## WORK TO BE COMPLETED:
Locate every line in the records below that holds the word "icon" and return each one.

§

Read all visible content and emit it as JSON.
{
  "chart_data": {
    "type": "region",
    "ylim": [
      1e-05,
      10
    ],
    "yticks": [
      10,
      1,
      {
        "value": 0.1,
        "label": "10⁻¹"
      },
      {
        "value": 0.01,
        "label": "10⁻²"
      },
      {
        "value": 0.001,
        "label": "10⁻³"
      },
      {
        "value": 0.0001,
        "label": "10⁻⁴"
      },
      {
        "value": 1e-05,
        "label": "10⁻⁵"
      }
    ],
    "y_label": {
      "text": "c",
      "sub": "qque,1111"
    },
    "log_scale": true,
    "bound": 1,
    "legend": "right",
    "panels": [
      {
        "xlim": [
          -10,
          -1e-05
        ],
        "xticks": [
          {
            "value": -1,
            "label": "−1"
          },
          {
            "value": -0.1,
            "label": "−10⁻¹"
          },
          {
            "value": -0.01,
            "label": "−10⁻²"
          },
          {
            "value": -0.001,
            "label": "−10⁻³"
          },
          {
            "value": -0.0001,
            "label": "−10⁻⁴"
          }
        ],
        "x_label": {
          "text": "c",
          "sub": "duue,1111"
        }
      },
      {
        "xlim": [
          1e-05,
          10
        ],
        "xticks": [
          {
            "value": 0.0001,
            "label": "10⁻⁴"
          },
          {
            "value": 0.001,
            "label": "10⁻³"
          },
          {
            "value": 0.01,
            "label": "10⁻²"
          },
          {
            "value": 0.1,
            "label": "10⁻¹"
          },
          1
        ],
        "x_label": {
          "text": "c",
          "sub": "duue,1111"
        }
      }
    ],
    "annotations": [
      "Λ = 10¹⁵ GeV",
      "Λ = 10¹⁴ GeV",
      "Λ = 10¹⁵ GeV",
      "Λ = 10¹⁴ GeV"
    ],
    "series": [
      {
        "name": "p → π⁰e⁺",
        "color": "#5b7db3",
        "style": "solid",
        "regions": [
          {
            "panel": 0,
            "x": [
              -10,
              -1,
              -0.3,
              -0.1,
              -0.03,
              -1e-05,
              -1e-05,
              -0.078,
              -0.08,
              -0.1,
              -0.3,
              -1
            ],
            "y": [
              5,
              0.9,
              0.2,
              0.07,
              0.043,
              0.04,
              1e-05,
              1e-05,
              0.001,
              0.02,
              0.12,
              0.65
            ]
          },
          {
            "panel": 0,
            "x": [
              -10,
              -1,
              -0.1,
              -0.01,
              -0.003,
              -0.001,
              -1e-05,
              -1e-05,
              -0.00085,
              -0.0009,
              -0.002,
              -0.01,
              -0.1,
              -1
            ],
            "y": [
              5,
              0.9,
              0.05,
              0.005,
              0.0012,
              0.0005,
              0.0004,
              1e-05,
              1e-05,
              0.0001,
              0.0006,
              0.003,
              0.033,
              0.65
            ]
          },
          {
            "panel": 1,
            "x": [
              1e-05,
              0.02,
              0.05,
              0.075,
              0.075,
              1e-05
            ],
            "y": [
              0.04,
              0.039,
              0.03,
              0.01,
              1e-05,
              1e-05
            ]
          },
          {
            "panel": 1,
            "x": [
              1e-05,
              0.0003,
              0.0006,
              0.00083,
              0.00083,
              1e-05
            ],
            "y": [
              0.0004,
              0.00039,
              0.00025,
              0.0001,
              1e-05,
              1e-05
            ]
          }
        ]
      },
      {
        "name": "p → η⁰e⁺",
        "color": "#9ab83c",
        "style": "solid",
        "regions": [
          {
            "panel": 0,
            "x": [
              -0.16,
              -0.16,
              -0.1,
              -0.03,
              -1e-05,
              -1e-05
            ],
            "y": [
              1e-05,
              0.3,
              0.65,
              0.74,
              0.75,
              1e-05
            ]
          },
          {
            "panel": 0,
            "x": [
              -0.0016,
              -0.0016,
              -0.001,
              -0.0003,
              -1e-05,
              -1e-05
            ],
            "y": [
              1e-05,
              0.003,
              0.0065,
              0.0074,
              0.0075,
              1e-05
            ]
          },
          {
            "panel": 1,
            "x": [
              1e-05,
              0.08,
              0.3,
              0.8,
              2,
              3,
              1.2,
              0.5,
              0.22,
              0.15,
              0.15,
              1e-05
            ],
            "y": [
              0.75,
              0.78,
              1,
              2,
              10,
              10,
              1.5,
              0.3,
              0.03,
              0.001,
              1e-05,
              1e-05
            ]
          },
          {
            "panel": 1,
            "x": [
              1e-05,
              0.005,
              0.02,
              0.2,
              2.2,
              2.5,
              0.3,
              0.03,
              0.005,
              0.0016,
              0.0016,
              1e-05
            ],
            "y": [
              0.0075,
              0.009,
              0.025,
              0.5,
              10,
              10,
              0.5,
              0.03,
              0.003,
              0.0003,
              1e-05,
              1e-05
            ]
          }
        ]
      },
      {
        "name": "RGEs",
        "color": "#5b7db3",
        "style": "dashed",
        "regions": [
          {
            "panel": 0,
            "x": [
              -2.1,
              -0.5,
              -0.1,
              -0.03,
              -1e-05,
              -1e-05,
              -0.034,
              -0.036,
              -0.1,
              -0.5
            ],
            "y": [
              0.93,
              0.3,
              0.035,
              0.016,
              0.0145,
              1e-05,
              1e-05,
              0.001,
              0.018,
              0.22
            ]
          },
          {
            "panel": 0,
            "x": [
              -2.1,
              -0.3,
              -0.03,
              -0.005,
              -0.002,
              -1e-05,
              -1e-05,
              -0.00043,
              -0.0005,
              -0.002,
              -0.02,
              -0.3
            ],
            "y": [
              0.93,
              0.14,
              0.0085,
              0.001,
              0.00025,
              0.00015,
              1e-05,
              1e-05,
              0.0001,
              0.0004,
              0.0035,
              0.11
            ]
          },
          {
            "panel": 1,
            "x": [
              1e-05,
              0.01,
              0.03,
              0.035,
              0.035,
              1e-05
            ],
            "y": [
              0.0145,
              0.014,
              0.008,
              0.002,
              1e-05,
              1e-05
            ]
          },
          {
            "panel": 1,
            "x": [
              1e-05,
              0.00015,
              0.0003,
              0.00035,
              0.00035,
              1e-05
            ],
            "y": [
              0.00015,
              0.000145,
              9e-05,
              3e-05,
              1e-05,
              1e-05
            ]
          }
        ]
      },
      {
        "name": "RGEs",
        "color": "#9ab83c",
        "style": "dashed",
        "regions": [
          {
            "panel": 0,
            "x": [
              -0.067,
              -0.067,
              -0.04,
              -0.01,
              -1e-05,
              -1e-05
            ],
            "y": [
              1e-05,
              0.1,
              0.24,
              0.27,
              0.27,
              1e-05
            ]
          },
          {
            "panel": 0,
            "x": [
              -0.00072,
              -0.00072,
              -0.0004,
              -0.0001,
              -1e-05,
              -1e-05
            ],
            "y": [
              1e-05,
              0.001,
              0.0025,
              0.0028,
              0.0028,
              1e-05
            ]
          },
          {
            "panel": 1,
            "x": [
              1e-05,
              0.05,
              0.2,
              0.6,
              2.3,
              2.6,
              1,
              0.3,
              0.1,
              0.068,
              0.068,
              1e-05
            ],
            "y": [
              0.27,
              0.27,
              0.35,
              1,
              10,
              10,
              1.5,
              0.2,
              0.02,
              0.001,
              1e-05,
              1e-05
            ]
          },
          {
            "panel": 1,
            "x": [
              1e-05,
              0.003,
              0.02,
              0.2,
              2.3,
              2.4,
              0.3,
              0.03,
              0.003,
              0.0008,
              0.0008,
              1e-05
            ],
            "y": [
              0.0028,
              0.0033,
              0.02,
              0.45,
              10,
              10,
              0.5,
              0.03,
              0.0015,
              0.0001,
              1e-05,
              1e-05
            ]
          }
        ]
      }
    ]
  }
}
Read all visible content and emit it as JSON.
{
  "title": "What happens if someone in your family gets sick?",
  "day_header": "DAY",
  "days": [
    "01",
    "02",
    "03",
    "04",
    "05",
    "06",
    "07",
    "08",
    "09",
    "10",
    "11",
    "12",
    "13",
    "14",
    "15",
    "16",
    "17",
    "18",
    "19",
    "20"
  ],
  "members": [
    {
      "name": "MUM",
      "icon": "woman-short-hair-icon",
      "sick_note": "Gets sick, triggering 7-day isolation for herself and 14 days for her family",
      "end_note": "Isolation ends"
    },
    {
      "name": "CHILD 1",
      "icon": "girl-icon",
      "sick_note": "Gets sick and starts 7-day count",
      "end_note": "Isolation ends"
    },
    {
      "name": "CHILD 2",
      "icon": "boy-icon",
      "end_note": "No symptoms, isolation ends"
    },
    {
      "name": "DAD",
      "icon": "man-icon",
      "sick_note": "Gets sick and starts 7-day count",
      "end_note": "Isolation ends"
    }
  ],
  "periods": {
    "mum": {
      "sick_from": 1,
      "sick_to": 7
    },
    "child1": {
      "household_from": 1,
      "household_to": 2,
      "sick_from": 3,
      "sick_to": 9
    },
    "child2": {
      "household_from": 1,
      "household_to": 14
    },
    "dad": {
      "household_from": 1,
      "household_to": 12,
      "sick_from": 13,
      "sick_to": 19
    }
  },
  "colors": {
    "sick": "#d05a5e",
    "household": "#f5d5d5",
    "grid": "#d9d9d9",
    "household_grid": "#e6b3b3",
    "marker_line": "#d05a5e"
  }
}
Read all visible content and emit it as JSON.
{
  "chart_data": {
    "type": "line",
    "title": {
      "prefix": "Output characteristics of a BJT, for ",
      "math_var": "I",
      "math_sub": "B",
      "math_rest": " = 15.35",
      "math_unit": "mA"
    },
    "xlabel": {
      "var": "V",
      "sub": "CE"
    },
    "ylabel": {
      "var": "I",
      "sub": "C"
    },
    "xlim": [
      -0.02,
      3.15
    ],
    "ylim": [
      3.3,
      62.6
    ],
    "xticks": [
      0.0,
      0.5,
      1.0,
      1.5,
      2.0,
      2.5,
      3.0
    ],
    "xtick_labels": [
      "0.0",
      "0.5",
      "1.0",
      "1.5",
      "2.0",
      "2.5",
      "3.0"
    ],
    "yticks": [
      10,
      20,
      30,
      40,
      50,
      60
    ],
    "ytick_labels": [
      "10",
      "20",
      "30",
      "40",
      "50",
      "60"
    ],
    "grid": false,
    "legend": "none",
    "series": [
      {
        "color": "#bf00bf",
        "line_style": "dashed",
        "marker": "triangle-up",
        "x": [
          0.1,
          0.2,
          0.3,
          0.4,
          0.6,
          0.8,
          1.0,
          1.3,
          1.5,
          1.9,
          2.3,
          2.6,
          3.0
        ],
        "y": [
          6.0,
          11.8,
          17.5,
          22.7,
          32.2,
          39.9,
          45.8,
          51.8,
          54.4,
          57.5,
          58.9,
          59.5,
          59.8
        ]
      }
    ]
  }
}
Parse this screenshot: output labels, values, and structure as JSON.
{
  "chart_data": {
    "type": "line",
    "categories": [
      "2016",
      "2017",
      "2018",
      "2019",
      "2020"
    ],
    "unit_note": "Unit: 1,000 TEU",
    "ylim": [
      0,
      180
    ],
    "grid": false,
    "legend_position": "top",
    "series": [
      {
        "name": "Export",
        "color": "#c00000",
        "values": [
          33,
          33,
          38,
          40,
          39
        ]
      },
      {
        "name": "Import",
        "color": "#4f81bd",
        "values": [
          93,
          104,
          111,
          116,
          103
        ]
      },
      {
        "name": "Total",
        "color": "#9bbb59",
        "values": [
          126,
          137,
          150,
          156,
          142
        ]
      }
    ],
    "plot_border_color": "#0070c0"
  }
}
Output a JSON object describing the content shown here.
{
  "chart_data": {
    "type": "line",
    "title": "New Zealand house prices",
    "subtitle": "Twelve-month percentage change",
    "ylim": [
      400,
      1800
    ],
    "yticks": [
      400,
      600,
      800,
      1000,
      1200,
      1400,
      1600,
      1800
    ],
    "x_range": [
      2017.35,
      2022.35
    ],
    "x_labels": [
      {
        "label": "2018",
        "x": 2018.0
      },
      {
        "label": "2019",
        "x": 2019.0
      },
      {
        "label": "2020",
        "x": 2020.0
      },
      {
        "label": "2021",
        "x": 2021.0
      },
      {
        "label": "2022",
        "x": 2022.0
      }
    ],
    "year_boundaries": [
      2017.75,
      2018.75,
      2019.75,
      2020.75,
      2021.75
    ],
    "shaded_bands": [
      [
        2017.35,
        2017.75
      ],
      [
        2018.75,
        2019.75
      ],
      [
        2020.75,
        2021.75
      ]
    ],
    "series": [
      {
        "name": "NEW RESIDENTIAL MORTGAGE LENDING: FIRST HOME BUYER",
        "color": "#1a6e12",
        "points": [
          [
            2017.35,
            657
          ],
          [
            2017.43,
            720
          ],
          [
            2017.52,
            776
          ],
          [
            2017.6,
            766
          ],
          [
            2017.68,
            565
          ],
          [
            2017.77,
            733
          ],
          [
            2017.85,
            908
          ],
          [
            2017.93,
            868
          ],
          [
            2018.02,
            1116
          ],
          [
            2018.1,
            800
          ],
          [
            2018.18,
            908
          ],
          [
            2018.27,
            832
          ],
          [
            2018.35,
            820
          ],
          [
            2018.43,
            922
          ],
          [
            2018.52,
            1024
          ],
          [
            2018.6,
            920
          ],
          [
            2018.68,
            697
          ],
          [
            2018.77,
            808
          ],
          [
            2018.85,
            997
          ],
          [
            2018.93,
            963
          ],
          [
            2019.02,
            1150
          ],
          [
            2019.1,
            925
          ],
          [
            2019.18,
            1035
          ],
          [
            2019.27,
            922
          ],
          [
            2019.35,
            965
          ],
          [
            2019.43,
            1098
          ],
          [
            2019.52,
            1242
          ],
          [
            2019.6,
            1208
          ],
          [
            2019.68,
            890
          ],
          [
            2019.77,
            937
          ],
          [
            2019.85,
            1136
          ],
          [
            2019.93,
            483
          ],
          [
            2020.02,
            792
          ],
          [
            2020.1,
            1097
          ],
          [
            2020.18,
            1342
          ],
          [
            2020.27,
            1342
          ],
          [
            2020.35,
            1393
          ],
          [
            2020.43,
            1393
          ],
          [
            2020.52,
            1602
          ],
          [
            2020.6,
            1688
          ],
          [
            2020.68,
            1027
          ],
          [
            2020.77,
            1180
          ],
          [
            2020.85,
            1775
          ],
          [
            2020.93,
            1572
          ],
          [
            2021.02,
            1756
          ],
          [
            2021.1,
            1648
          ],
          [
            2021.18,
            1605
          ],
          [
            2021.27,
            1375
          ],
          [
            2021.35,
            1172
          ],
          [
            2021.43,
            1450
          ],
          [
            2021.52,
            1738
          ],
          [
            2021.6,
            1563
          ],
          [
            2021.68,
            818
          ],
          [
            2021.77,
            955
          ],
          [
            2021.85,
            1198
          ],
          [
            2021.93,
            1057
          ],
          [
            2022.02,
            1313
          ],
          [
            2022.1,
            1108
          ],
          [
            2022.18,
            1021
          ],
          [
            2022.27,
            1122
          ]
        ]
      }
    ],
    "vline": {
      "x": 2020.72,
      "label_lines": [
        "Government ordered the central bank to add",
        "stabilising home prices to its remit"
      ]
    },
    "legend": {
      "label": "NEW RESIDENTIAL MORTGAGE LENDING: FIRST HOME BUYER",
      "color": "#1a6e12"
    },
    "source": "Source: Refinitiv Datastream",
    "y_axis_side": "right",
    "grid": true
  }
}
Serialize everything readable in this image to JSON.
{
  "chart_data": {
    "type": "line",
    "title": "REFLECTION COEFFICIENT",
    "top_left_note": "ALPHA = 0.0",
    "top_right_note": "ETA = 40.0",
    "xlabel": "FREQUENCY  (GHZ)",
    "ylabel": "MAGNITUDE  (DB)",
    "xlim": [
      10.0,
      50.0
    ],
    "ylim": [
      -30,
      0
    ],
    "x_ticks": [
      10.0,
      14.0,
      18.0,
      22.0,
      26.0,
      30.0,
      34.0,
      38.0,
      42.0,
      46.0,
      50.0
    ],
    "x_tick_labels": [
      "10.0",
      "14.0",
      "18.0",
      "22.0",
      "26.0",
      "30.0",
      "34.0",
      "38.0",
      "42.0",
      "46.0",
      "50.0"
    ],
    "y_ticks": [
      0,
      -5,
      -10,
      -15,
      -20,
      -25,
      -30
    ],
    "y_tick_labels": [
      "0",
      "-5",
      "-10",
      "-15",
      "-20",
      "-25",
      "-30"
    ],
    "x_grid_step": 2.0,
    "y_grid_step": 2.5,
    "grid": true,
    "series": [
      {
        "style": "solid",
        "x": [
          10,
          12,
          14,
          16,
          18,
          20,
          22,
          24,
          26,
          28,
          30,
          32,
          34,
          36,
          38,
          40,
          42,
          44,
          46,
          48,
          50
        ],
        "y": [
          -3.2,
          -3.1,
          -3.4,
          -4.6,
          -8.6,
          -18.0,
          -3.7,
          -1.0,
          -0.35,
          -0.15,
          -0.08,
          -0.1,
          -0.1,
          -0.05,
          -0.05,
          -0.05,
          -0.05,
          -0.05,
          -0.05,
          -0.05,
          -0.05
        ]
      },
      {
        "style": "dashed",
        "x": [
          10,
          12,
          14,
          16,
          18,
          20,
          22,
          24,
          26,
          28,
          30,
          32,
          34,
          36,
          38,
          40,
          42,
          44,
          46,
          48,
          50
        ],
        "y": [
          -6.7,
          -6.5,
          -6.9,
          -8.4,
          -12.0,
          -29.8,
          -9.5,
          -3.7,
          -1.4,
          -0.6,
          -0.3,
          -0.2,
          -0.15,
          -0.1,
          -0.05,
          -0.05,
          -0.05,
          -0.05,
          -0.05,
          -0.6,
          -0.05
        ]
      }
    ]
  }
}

§

## PROBLEM SOLUTION:
      "icon": "woman-short-hair-icon",
      "icon": "girl-icon",
      "icon": "boy-icon",
      "icon": "man-icon",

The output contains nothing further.